**GIVEN REQUEST:** The records below must be copied in full; omit the images.
== PROVIDED DATA ==
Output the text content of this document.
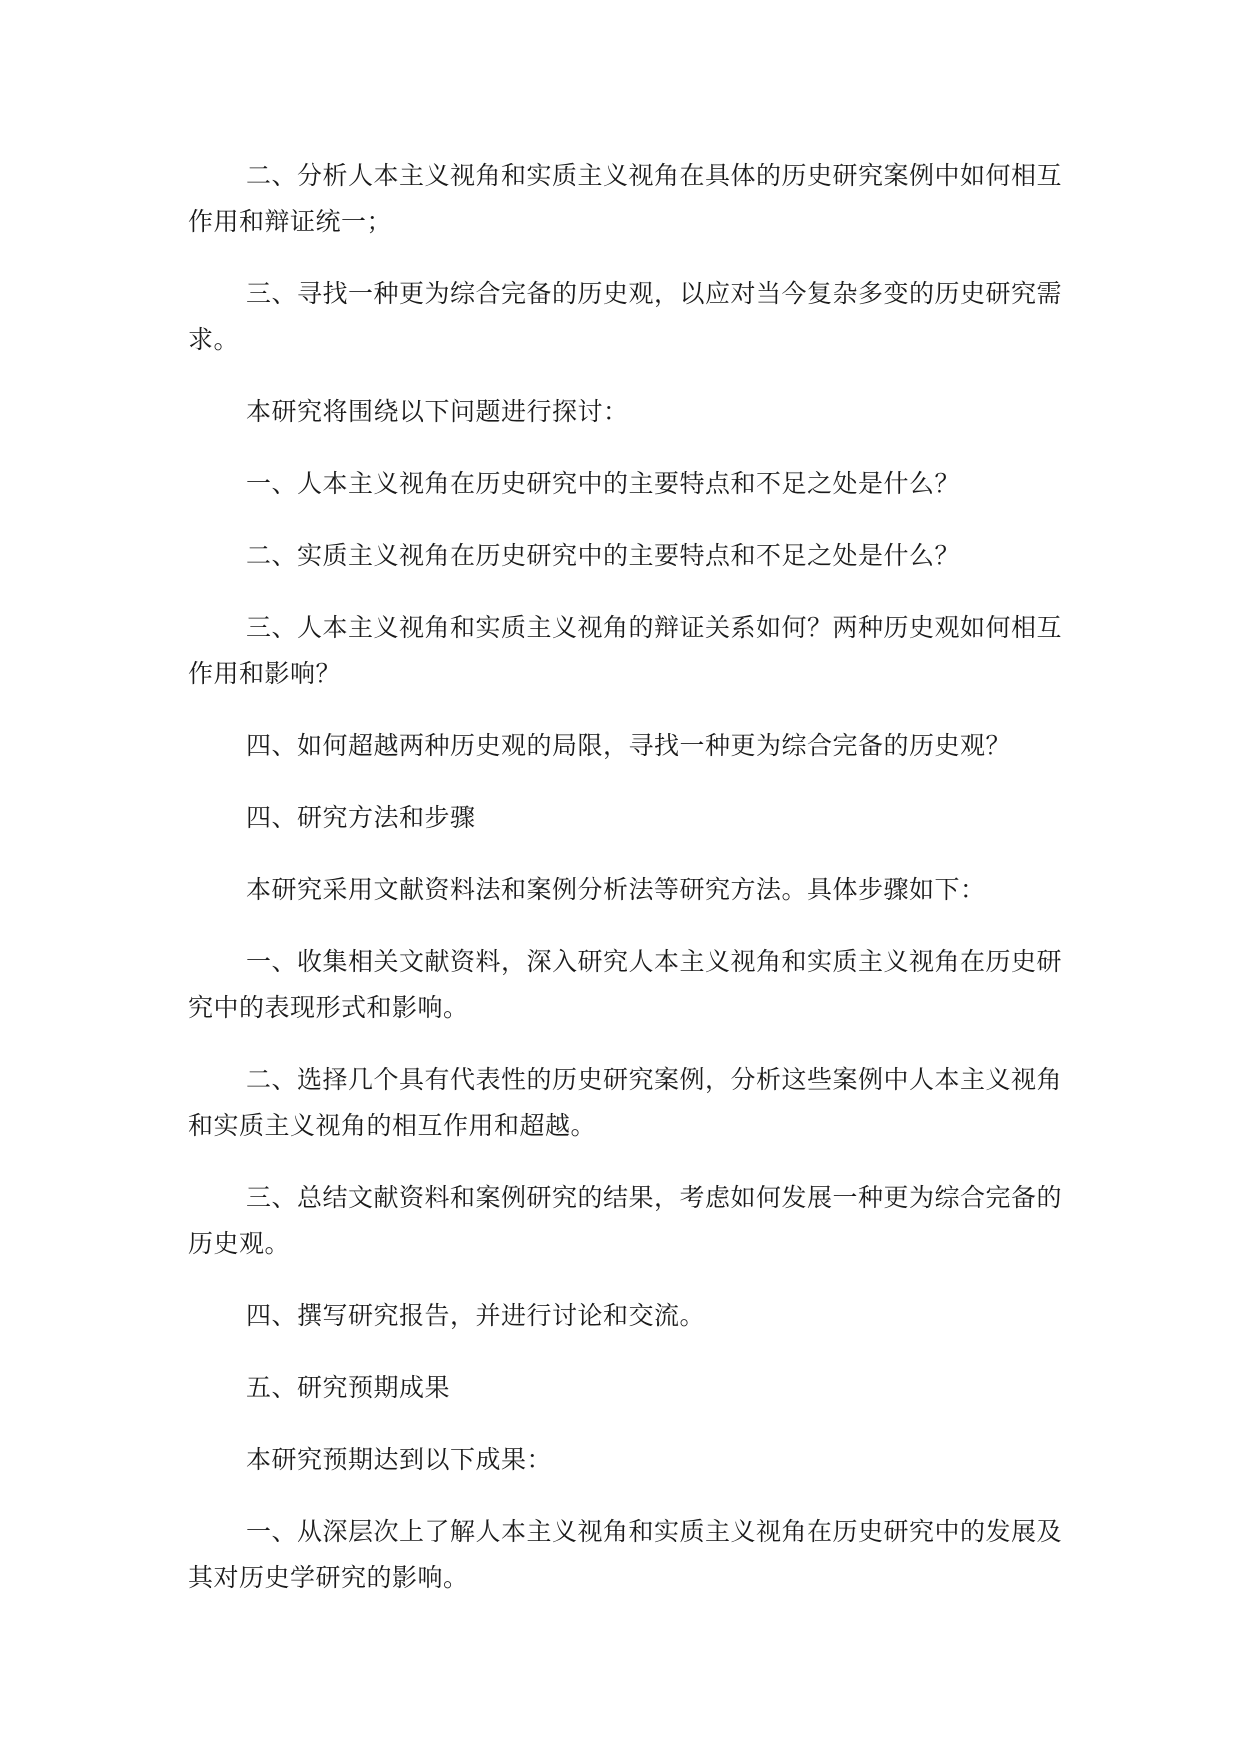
二、分析人本主义视角和实质主义视角在具体的历史研究案例中如何相互作用和辩证统一；

三、寻找一种更为综合完备的历史观，以应对当今复杂多变的历史研究需求。

本研究将围绕以下问题进行探讨：

一、人本主义视角在历史研究中的主要特点和不足之处是什么？

二、实质主义视角在历史研究中的主要特点和不足之处是什么？

三、人本主义视角和实质主义视角的辩证关系如何？两种历史观如何相互作用和影响？

四、如何超越两种历史观的局限，寻找一种更为综合完备的历史观？

四、研究方法和步骤

本研究采用文献资料法和案例分析法等研究方法。具体步骤如下：

一、收集相关文献资料，深入研究人本主义视角和实质主义视角在历史研究中的表现形式和影响。

二、选择几个具有代表性的历史研究案例，分析这些案例中人本主义视角和实质主义视角的相互作用和超越。

三、总结文献资料和案例研究的结果，考虑如何发展一种更为综合完备的历史观。

四、撰写研究报告，并进行讨论和交流。

五、研究预期成果

本研究预期达到以下成果：

一、从深层次上了解人本主义视角和实质主义视角在历史研究中的发展及其对历史学研究的影响。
===
**RESPONSE:**
Output the text content of this document.
二、分析人本主义视角和实质主义视角在具体的历史研究案例中如何相互作用和辩证统一；

三、寻找一种更为综合完备的历史观，以应对当今复杂多变的历史研究需求。

本研究将围绕以下问题进行探讨：

一、人本主义视角在历史研究中的主要特点和不足之处是什么？

二、实质主义视角在历史研究中的主要特点和不足之处是什么？

三、人本主义视角和实质主义视角的辩证关系如何？两种历史观如何相互作用和影响？

四、如何超越两种历史观的局限，寻找一种更为综合完备的历史观？

四、研究方法和步骤

本研究采用文献资料法和案例分析法等研究方法。具体步骤如下：

一、收集相关文献资料，深入研究人本主义视角和实质主义视角在历史研究中的表现形式和影响。

二、选择几个具有代表性的历史研究案例，分析这些案例中人本主义视角和实质主义视角的相互作用和超越。

三、总结文献资料和案例研究的结果，考虑如何发展一种更为综合完备的历史观。

四、撰写研究报告，并进行讨论和交流。

五、研究预期成果

本研究预期达到以下成果：

一、从深层次上了解人本主义视角和实质主义视角在历史研究中的发展及其对历史学研究的影响。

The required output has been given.